**** DATA EXCERPTS ****

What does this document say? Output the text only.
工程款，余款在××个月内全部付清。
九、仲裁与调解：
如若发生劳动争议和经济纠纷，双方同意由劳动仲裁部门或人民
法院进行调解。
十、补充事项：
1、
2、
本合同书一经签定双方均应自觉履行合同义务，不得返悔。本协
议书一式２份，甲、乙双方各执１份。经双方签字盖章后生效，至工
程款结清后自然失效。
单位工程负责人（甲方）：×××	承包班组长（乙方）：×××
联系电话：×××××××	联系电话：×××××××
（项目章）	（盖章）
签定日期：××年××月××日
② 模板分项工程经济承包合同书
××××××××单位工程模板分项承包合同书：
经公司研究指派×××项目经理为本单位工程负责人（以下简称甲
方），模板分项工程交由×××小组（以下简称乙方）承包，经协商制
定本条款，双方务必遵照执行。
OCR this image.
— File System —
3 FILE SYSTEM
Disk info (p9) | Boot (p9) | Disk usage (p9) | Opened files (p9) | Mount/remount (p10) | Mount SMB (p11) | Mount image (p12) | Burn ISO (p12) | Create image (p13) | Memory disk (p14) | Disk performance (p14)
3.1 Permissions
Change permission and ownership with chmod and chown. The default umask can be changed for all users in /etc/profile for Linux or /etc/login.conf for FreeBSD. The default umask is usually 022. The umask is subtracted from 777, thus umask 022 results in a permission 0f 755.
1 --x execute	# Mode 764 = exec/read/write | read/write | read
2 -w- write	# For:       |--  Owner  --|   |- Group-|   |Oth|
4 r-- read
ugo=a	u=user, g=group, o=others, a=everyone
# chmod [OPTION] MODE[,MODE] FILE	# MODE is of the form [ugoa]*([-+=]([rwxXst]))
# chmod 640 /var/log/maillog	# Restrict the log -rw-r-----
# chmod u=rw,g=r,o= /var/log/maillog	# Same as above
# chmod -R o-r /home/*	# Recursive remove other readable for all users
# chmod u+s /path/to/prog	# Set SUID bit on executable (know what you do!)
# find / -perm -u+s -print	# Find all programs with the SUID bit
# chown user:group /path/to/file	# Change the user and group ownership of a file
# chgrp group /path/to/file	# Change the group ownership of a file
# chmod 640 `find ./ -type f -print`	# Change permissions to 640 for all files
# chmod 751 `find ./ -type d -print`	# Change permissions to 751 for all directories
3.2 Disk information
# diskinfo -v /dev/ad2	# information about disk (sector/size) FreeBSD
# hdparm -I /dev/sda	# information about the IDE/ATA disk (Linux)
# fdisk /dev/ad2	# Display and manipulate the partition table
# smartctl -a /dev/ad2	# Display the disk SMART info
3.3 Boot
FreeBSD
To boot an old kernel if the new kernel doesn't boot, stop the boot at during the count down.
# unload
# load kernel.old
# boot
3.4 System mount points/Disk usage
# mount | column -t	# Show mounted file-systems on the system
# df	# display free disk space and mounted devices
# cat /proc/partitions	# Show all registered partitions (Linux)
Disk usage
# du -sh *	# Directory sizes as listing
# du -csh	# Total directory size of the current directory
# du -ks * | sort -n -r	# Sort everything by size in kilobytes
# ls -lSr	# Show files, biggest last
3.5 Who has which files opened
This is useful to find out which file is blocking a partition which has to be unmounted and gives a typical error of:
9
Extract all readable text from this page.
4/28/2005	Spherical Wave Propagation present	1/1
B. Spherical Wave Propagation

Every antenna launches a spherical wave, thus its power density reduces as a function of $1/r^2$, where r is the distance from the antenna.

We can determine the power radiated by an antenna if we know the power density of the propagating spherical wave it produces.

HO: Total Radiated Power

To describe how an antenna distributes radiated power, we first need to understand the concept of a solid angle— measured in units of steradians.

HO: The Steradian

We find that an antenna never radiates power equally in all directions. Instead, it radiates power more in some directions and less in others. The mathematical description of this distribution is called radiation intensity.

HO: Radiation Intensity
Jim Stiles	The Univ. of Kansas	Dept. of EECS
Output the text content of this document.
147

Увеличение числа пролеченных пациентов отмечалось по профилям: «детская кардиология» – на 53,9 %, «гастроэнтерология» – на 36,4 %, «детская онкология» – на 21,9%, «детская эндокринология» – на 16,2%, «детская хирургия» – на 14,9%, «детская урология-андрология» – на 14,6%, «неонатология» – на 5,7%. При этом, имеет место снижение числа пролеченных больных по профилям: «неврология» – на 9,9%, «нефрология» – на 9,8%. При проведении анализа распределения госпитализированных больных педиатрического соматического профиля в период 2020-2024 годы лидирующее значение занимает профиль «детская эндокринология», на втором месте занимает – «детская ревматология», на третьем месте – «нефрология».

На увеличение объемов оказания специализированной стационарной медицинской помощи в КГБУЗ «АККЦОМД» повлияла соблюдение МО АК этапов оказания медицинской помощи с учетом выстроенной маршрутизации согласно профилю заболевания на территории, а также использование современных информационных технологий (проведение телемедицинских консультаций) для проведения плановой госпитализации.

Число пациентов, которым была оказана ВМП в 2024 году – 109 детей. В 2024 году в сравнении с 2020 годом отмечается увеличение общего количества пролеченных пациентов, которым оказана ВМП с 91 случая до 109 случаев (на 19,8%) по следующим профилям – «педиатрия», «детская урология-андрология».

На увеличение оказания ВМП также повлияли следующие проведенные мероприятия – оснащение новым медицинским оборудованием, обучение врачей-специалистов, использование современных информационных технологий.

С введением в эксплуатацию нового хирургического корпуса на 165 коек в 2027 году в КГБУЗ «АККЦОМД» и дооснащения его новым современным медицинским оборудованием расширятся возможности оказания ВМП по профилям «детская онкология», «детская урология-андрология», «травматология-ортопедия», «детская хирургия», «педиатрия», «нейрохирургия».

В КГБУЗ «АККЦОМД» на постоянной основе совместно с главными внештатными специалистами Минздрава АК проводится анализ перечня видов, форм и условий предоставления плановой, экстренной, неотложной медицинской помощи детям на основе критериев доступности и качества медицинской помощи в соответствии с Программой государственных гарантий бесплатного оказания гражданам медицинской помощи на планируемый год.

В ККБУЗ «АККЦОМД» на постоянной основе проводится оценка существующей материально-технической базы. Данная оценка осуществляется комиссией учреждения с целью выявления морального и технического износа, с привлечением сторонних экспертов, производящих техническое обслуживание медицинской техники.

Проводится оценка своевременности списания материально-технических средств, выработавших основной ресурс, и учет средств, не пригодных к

****

REQUIRED WORK: Copy all lines of the listing above that contain the string "density".

FINAL ANSWER:
Every antenna launches a spherical wave, thus its power density reduces as a function of $1/r^2$, where r is the distance from the antenna.
We can determine the power radiated by an antenna if we know the power density of the propagating spherical wave it produces.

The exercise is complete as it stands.